◆ Direction
Which lines hold the word "sistema"? Copy each one.

--- begin Source data ---

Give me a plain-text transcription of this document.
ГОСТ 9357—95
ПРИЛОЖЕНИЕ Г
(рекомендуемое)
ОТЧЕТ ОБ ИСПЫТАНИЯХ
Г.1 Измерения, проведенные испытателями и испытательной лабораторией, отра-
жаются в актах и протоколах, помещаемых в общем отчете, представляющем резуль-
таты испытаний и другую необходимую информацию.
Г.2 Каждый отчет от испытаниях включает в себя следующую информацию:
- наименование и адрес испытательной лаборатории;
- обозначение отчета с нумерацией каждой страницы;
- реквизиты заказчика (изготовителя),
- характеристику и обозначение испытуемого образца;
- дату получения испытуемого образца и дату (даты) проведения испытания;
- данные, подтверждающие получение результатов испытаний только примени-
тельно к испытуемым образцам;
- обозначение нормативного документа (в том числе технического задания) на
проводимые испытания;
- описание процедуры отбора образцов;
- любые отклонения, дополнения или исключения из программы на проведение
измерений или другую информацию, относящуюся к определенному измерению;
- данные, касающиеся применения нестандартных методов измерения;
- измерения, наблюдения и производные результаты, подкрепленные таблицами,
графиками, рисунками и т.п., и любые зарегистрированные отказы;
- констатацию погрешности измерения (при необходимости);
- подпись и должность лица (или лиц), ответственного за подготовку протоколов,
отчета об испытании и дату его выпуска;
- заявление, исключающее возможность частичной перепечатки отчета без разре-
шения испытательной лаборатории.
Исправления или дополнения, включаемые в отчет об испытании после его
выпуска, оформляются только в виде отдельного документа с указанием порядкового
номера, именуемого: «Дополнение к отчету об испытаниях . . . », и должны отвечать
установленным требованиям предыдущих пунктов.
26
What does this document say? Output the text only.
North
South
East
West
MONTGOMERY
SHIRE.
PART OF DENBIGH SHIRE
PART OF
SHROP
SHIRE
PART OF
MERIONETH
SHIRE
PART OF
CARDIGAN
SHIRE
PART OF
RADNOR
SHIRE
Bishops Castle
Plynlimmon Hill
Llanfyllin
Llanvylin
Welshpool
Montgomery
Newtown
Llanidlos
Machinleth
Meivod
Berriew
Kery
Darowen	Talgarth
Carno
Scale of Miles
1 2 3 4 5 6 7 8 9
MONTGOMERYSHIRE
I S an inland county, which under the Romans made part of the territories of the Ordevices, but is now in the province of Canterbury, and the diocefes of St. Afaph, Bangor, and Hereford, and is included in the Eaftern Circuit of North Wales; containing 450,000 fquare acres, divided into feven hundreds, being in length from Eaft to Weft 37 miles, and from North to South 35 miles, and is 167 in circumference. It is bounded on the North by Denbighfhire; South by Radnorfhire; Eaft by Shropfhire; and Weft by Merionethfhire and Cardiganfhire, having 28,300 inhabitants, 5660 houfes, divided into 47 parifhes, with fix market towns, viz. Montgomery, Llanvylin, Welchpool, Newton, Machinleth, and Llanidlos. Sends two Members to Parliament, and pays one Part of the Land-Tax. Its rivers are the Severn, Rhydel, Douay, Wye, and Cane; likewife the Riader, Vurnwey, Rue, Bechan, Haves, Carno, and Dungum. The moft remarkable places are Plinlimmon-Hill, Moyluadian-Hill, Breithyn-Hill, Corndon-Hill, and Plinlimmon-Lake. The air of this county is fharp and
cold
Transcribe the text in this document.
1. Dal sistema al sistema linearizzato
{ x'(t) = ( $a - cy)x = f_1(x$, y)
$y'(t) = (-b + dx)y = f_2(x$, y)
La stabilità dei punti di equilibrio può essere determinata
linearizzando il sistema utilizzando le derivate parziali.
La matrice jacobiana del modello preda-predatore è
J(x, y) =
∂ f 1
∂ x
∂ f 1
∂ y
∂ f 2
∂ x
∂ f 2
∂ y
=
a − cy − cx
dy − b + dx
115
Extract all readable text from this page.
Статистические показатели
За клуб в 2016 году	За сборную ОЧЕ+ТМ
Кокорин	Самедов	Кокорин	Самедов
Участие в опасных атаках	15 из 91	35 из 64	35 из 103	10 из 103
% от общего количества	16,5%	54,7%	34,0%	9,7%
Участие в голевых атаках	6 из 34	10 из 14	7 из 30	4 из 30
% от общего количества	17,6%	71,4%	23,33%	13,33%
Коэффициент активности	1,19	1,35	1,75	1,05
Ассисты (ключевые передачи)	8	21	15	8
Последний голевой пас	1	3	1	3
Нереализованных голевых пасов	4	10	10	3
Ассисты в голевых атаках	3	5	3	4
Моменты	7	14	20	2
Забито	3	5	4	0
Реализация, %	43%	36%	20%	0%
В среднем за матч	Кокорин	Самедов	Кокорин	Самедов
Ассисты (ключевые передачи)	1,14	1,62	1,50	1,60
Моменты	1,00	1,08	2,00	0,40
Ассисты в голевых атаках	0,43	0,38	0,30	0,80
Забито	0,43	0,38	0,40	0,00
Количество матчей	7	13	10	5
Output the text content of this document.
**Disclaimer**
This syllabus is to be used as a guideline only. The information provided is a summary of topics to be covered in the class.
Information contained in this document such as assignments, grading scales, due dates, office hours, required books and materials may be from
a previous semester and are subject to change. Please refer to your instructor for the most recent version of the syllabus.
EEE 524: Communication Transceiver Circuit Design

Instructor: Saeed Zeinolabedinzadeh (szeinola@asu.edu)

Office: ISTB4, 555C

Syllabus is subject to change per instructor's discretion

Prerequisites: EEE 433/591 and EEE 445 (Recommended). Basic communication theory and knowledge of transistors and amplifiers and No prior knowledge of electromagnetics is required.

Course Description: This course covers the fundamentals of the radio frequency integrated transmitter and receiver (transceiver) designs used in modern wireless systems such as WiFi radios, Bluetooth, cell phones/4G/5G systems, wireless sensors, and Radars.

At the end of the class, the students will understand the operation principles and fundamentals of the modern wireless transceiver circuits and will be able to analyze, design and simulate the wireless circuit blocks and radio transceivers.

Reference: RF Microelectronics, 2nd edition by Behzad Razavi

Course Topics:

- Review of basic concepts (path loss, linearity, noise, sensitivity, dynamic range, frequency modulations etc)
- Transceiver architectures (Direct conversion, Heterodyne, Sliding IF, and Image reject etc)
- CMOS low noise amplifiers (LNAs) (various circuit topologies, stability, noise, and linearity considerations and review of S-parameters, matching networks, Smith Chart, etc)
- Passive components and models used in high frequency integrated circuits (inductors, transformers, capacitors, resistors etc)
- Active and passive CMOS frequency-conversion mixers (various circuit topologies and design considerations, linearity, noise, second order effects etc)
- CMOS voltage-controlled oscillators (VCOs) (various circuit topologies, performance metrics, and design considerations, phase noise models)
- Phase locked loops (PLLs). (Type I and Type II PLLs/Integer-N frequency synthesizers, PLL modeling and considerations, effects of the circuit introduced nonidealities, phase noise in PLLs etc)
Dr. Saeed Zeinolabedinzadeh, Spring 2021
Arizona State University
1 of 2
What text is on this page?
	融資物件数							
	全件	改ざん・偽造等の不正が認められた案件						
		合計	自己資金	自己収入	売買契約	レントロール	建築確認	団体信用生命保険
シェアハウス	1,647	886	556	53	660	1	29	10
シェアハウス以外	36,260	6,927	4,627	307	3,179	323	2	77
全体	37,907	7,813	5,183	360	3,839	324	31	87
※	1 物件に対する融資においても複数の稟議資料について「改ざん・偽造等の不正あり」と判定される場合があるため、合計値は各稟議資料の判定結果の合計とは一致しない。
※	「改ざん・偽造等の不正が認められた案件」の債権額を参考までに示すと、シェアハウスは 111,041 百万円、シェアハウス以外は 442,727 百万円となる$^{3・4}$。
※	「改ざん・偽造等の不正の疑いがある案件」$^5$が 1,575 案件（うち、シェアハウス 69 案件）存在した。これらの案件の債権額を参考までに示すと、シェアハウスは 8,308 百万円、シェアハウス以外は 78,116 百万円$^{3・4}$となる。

--- end Source data ---

◆ Task result
1. Dal sistema al sistema linearizzato
linearizzando il sistema utilizzando le derivate parziali.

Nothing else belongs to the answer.